§ PROBLEM TO SOLVE: Select from the data all lines with the word "removed".

★ ★ ★ ★ ★

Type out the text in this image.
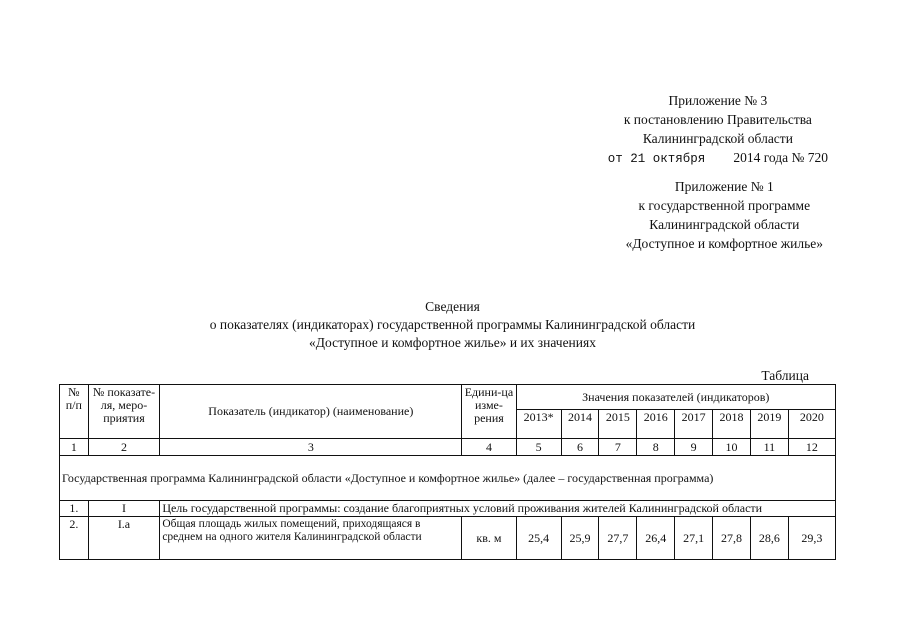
Приложение № 3
к постановлению Правительства
Калининградской области
от 21 октября 2014 года № 720
Приложение № 1
к государственной программе
Калининградской области
«Доступное и комфортное жилье»
Сведения
о показателях (индикаторах) государственной программы Калининградской области
«Доступное и комфортное жилье» и их значениях
Таблица
№ п/п	№ показате-ля, меро-приятия	Показатель (индикатор) (наименование)	Едини-ца изме-рения	Значения показателей (индикаторов)							
				2013*	2014	2015	2016	2017	2018	2019	2020
1	2	3	4	5	6	7	8	9	10	11	12
Государственная программа Калининградской области «Доступное и комфортное жилье» (далее – государственная программа)											
1.	I	Цель государственной программы: создание благоприятных условий проживания жителей Калининградской области									
2.	I.а	Общая площадь жилых помещений, приходящаяся в среднем на одного жителя Калининградской области	кв. м	25,4	25,9	27,7	26,4	27,1	27,8	28,6	29,3
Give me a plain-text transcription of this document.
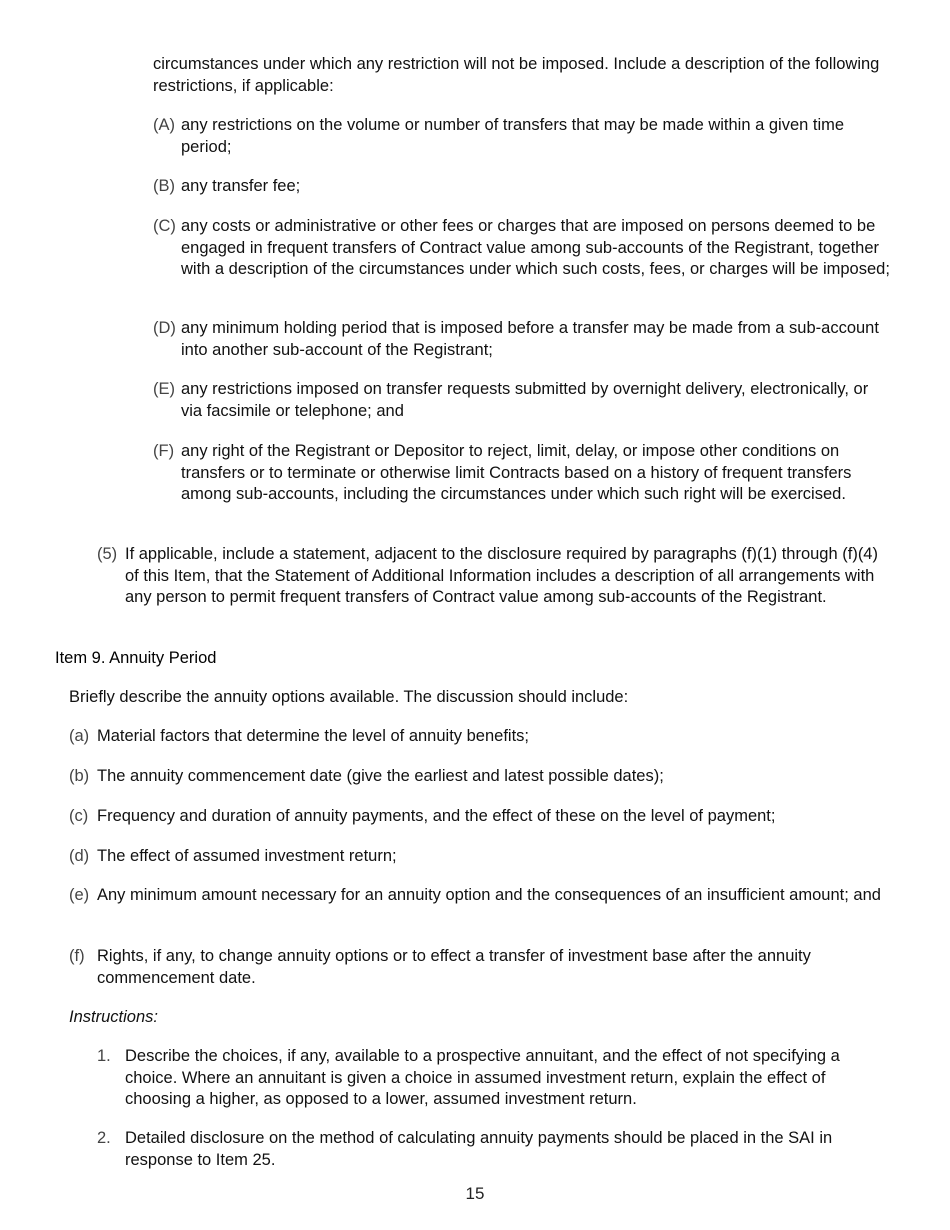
circumstances under which any restriction will not be imposed. Include a description of the following restrictions, if applicable:

(A) any restrictions on the volume or number of transfers that may be made within a given time period;
(B) any transfer fee;
(C) any costs or administrative or other fees or charges that are imposed on persons deemed to be engaged in frequent transfers of Contract value among sub-accounts of the Registrant, together with a description of the circumstances under which such costs, fees, or charges will be imposed;
(D) any minimum holding period that is imposed before a transfer may be made from a sub-account into another sub-account of the Registrant;
(E) any restrictions imposed on transfer requests submitted by overnight delivery, electronically, or via facsimile or telephone; and
(F) any right of the Registrant or Depositor to reject, limit, delay, or impose other conditions on transfers or to terminate or otherwise limit Contracts based on a history of frequent transfers among sub-accounts, including the circumstances under which such right will be exercised.
(5) If applicable, include a statement, adjacent to the disclosure required by paragraphs (f)(1) through (f)(4) of this Item, that the Statement of Additional Information includes a description of all arrangements with any person to permit frequent transfers of Contract value among sub-accounts of the Registrant.
Item 9. Annuity Period
Briefly describe the annuity options available. The discussion should include:
(a) Material factors that determine the level of annuity benefits;
(b) The annuity commencement date (give the earliest and latest possible dates);
(c) Frequency and duration of annuity payments, and the effect of these on the level of payment;
(d) The effect of assumed investment return;
(e) Any minimum amount necessary for an annuity option and the consequences of an insufficient amount; and
(f) Rights, if any, to change annuity options or to effect a transfer of investment base after the annuity commencement date.
Instructions:
1. Describe the choices, if any, available to a prospective annuitant, and the effect of not specifying a choice. Where an annuitant is given a choice in assumed investment return, explain the effect of choosing a higher, as opposed to a lower, assumed investment return.
2. Detailed disclosure on the method of calculating annuity payments should be placed in the SAI in response to Item 25.
15
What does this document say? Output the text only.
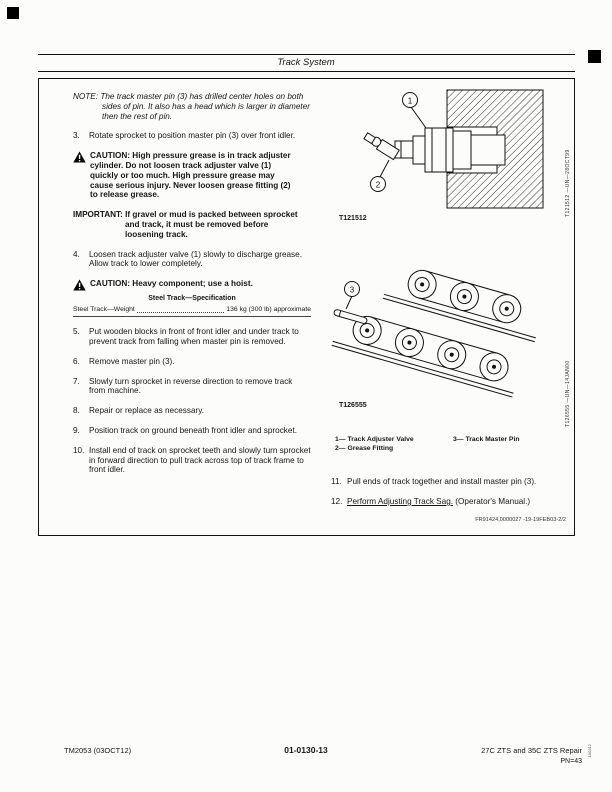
Track System

NOTE: The track master pin (3) has drilled center holes on both sides of pin. It also has a head which is larger in diameter then the rest of pin.

3.	Rotate sprocket to position master pin (3) over front idler.

CAUTION: High pressure grease is in track adjuster cylinder. Do not loosen track adjuster valve (1) quickly or too much. High pressure grease may cause serious injury. Never loosen grease fitting (2) to release grease.

IMPORTANT: If gravel or mud is packed between sprocket and track, it must be removed before loosening track.

4.	Loosen track adjuster valve (1) slowly to discharge grease. Allow track to lower completely.

CAUTION: Heavy component; use a hoist.

Steel Track—Specification
Steel Track—Weight	136 kg (300 lb) approximate
5.	Put wooden blocks in front of front idler and under track to prevent track from falling when master pin is removed.
6.	Remove master pin (3).
7.	Slowly turn sprocket in reverse direction to remove track from machine.
8.	Repair or replace as necessary.
9.	Position track on ground beneath front idler and sprocket.
10. Install end of track on sprocket teeth and slowly turn sprocket in forward direction to pull track across top of track frame to front idler.
1
2
T121512
T121512 —UN—28OCT99
3
T126555	T126555 —UN—14JAN00
1— Track Adjuster Valve
2— Grease Fitting
3— Track Master Pin
11. Pull ends of track together and install master pin (3).
12. Perform Adjusting Track Sag. (Operator's Manual.)
FR91424,0000027 -19-19FEB03-2/2
TM2053 (03OCT12)	01-0130-13	27C ZTS and 35C ZTS Repair
PN=43
100312
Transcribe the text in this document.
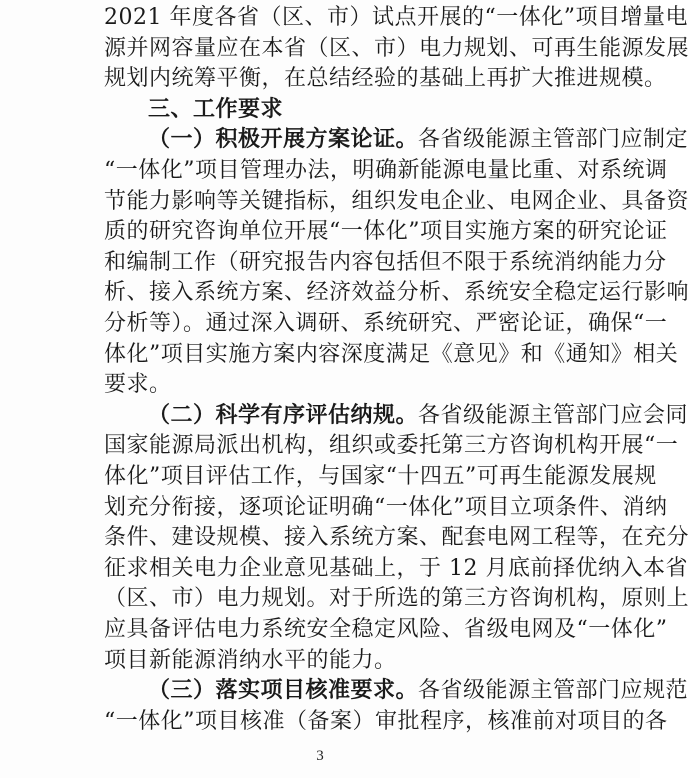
2021 年度各省（区、市）试点开展的“一体化”项目增量电
源并网容量应在本省（区、市）电力规划、可再生能源发展
规划内统筹平衡，在总结经验的基础上再扩大推进规模。
三、工作要求
（一）积极开展方案论证。各省级能源主管部门应制定
“一体化”项目管理办法，明确新能源电量比重、对系统调
节能力影响等关键指标，组织发电企业、电网企业、具备资
质的研究咨询单位开展“一体化”项目实施方案的研究论证
和编制工作（研究报告内容包括但不限于系统消纳能力分
析、接入系统方案、经济效益分析、系统安全稳定运行影响
分析等）。通过深入调研、系统研究、严密论证，确保“一
体化”项目实施方案内容深度满足《意见》和《通知》相关
要求。
（二）科学有序评估纳规。各省级能源主管部门应会同
国家能源局派出机构，组织或委托第三方咨询机构开展“一
体化”项目评估工作，与国家“十四五”可再生能源发展规
划充分衔接，逐项论证明确“一体化”项目立项条件、消纳
条件、建设规模、接入系统方案、配套电网工程等，在充分
征求相关电力企业意见基础上，于 12 月底前择优纳入本省
（区、市）电力规划。对于所选的第三方咨询机构，原则上
应具备评估电力系统安全稳定风险、省级电网及“一体化”
项目新能源消纳水平的能力。
（三）落实项目核准要求。各省级能源主管部门应规范
“一体化”项目核准（备案）审批程序，核准前对项目的各
3
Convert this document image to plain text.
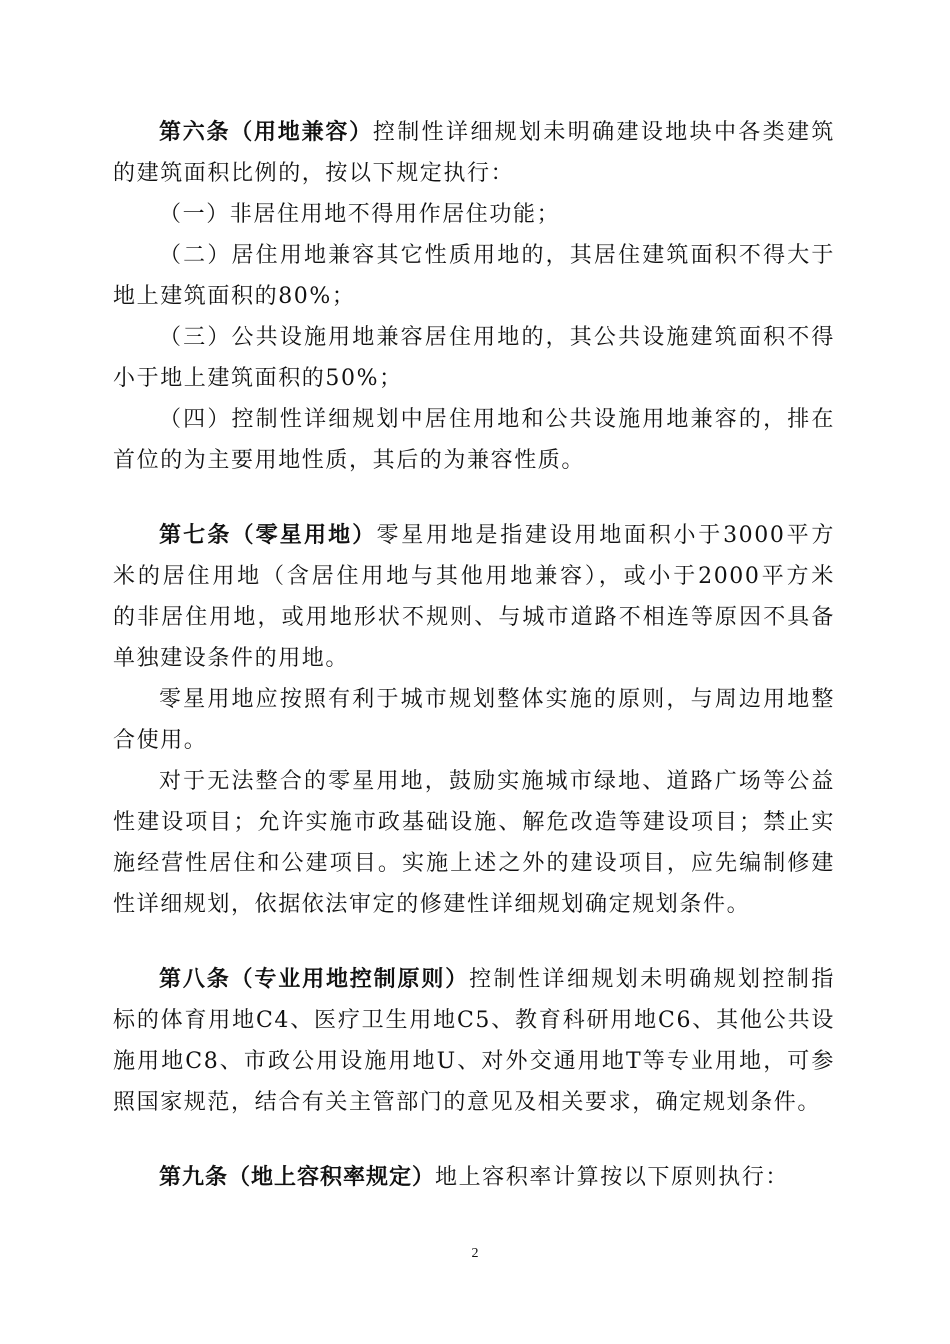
第六条（用地兼容）控制性详细规划未明确建设地块中各类建筑
的建筑面积比例的，按以下规定执行：
（一）非居住用地不得用作居住功能；
（二）居住用地兼容其它性质用地的，其居住建筑面积不得大于
地上建筑面积的80%；
（三）公共设施用地兼容居住用地的，其公共设施建筑面积不得
小于地上建筑面积的50%；
（四）控制性详细规划中居住用地和公共设施用地兼容的，排在
首位的为主要用地性质，其后的为兼容性质。
第七条（零星用地）零星用地是指建设用地面积小于3000平方
米的居住用地（含居住用地与其他用地兼容），或小于2000平方米
的非居住用地，或用地形状不规则、与城市道路不相连等原因不具备
单独建设条件的用地。
零星用地应按照有利于城市规划整体实施的原则，与周边用地整
合使用。
对于无法整合的零星用地，鼓励实施城市绿地、道路广场等公益
性建设项目；允许实施市政基础设施、解危改造等建设项目；禁止实
施经营性居住和公建项目。实施上述之外的建设项目，应先编制修建
性详细规划，依据依法审定的修建性详细规划确定规划条件。
第八条（专业用地控制原则）控制性详细规划未明确规划控制指
标的体育用地C4、医疗卫生用地C5、教育科研用地C6、其他公共设
施用地C8、市政公用设施用地U、对外交通用地T等专业用地，可参
照国家规范，结合有关主管部门的意见及相关要求，确定规划条件。
第九条（地上容积率规定）地上容积率计算按以下原则执行：
2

★ ★ ★ ★ ★

§ EXERCISE RESPONSE:
IMPORTANT: If gravel or mud is packed between sprocket and track, it must be removed before loosening track.
5.	Put wooden blocks in front of front idler and under track to prevent track from falling when master pin is removed.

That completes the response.